ROWS —
>> Start

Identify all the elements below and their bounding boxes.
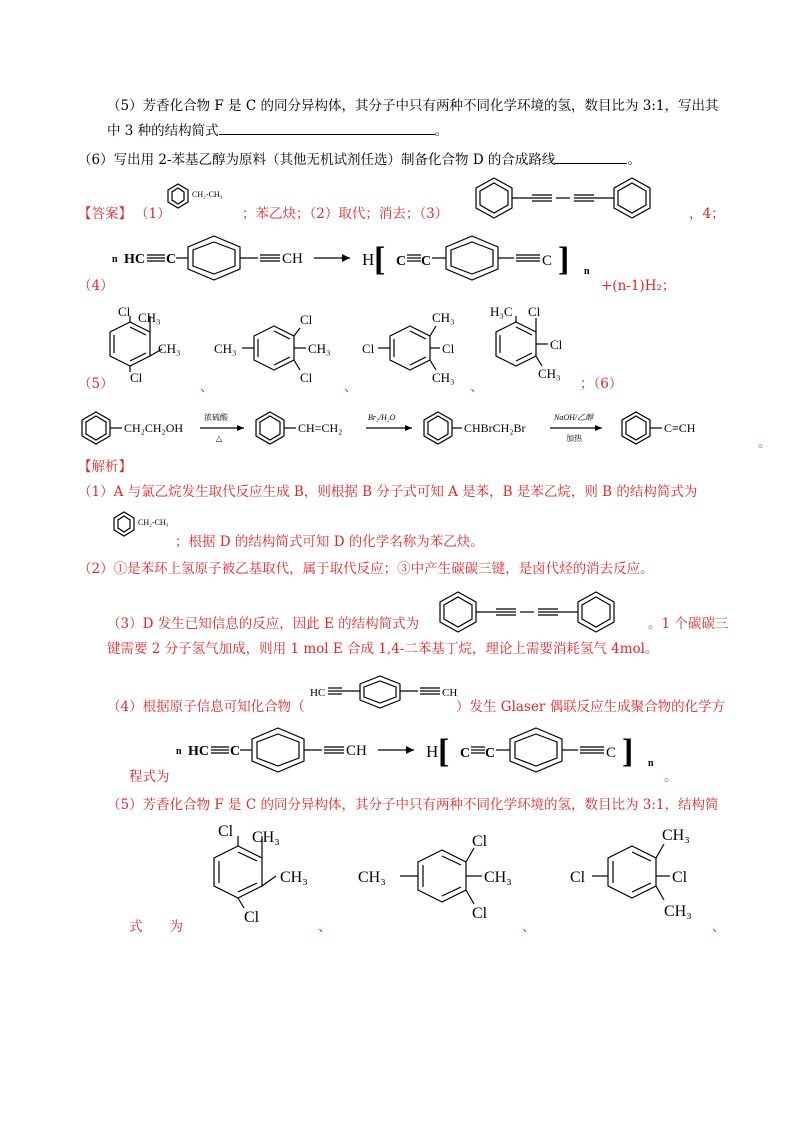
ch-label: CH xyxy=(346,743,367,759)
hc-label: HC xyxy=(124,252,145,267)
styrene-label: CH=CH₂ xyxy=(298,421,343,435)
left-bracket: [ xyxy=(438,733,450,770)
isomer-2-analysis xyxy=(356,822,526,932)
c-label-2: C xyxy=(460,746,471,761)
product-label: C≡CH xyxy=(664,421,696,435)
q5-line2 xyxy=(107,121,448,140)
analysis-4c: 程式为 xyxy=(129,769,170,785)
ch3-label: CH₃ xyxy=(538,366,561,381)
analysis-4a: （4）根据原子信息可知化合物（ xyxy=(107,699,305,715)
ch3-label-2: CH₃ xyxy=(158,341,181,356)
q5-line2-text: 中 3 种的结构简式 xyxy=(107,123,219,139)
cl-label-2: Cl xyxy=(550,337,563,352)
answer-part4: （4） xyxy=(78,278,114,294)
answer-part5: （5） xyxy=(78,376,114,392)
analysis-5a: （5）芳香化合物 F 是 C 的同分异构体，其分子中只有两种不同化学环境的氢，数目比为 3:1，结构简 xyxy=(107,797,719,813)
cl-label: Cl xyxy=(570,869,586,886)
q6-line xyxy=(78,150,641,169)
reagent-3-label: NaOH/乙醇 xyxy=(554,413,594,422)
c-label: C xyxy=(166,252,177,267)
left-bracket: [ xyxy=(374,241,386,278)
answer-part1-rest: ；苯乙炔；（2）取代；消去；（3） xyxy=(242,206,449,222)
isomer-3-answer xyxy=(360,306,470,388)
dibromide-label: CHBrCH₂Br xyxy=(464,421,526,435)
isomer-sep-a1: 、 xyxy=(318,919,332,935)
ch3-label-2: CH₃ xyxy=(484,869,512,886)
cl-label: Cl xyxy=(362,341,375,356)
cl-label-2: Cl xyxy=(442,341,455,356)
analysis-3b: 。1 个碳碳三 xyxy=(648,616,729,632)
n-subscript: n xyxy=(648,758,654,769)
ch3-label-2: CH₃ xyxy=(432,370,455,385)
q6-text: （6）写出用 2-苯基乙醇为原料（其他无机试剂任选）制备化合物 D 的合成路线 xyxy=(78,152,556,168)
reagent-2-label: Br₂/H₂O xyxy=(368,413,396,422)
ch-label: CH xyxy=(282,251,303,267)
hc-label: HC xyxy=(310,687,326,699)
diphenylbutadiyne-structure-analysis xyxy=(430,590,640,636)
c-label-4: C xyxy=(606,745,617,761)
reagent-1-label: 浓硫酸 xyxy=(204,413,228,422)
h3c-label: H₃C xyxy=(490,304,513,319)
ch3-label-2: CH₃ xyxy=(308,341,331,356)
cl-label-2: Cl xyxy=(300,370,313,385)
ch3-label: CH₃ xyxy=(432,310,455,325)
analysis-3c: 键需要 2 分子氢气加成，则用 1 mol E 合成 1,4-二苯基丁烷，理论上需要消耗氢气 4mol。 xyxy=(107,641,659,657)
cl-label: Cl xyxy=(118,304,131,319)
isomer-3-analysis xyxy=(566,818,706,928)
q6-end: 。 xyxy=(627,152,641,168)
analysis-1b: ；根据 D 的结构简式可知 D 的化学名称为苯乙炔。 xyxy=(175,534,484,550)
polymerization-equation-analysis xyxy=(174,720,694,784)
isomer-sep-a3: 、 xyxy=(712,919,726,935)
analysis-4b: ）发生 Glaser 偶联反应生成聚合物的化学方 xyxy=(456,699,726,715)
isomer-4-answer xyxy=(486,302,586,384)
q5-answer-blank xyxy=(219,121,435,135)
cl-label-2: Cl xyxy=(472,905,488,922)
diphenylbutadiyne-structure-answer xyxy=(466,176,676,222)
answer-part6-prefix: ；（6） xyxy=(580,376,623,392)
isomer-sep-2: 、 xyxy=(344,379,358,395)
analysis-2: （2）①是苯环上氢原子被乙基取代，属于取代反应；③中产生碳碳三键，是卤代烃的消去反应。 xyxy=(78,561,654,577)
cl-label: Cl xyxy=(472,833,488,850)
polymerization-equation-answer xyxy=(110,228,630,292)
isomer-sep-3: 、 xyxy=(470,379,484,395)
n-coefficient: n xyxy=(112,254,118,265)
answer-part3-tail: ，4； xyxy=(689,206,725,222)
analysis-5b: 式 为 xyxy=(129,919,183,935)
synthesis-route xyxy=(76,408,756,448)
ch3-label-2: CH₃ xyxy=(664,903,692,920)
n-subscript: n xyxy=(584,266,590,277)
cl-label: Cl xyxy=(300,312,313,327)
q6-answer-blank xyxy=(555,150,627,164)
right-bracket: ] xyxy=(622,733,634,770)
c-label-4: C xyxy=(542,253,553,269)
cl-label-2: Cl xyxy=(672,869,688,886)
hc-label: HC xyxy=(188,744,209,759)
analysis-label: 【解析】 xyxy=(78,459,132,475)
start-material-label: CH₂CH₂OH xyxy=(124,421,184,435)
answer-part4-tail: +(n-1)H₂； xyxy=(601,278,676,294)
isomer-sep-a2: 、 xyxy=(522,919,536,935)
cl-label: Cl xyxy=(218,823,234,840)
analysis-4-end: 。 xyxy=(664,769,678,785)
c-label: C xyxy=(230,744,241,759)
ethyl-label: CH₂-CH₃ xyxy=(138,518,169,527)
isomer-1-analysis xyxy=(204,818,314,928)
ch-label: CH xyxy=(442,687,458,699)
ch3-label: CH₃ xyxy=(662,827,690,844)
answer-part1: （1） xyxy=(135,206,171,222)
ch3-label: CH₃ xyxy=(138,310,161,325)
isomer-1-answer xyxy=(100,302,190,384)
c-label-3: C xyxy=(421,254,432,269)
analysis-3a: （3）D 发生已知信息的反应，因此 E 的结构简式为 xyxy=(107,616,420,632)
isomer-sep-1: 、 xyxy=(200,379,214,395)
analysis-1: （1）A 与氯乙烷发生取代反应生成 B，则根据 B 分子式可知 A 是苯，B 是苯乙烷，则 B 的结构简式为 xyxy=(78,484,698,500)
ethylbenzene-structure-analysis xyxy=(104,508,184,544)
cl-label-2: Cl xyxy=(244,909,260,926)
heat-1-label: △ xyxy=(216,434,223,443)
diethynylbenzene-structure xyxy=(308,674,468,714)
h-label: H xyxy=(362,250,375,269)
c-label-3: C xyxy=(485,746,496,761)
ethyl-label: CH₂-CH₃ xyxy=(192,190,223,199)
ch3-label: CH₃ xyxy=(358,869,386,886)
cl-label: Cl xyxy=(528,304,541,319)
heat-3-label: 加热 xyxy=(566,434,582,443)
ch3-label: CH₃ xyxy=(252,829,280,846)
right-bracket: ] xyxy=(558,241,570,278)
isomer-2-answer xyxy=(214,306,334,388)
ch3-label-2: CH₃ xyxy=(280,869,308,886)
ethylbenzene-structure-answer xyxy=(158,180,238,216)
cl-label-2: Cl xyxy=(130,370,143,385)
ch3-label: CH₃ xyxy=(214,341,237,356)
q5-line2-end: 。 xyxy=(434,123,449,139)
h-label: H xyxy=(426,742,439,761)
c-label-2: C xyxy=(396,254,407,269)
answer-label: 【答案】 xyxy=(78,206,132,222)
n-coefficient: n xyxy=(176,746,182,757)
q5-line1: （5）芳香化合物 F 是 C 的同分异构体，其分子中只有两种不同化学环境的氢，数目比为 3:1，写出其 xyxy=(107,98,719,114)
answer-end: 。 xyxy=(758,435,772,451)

>> End
>> Start

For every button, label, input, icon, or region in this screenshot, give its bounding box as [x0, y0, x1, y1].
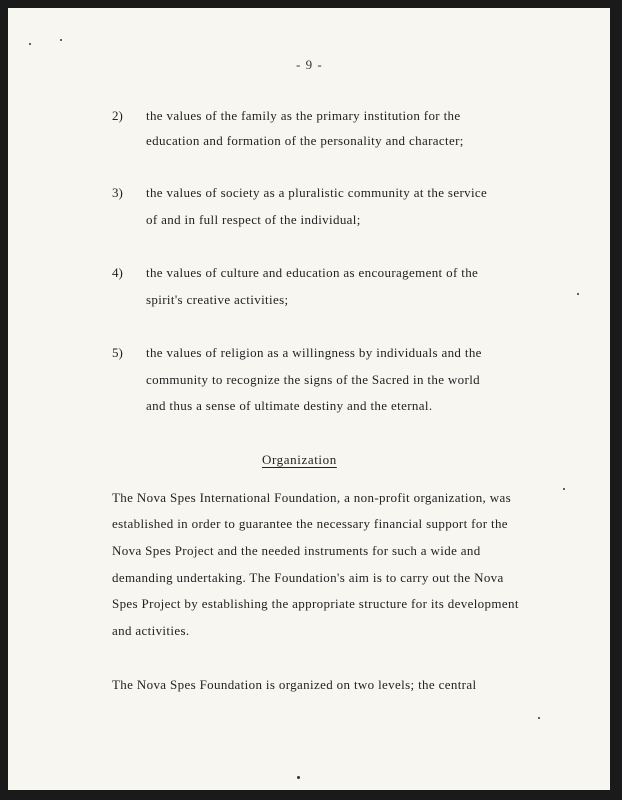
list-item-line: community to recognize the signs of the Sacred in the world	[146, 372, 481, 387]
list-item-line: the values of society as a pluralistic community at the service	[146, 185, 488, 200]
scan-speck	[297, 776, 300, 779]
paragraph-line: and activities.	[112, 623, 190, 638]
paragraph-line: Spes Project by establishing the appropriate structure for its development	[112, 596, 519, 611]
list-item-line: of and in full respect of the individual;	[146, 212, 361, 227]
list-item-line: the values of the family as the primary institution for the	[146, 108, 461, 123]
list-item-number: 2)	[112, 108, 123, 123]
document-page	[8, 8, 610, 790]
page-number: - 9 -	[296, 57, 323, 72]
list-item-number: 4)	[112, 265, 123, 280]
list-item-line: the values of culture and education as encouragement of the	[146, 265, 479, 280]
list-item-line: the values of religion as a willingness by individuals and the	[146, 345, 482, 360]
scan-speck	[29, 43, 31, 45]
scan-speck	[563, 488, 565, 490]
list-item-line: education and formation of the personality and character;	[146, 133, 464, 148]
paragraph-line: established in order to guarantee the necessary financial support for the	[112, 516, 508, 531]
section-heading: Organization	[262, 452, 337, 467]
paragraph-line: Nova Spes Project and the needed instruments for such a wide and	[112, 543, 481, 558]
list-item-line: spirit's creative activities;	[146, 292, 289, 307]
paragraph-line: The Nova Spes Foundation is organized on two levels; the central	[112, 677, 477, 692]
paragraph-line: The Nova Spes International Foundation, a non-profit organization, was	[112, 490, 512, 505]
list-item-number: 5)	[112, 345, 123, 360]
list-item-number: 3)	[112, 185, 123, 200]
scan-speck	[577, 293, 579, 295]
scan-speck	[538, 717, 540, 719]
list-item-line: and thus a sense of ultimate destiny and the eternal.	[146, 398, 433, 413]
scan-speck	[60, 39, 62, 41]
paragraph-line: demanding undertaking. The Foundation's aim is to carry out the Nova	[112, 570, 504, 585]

>> End

WHAT IS BEING ASKED —
Please copy out, unchanged, every line from the one containing "ch-label: CH xyxy=(346,743,367,759)" through the one containing "ch3-label: CH₃ xyxy=(538,366,561,381)", including both of those lines.

THE OUTPUT —
ch-label: CH xyxy=(346,743,367,759)
hc-label: HC xyxy=(124,252,145,267)
styrene-label: CH=CH₂ xyxy=(298,421,343,435)
left-bracket: [ xyxy=(438,733,450,770)
isomer-2-analysis xyxy=(356,822,526,932)
c-label-2: C xyxy=(460,746,471,761)
product-label: C≡CH xyxy=(664,421,696,435)
q5-line2 xyxy=(107,121,448,140)
analysis-4c: 程式为 xyxy=(129,769,170,785)
ch3-label: CH₃ xyxy=(538,366,561,381)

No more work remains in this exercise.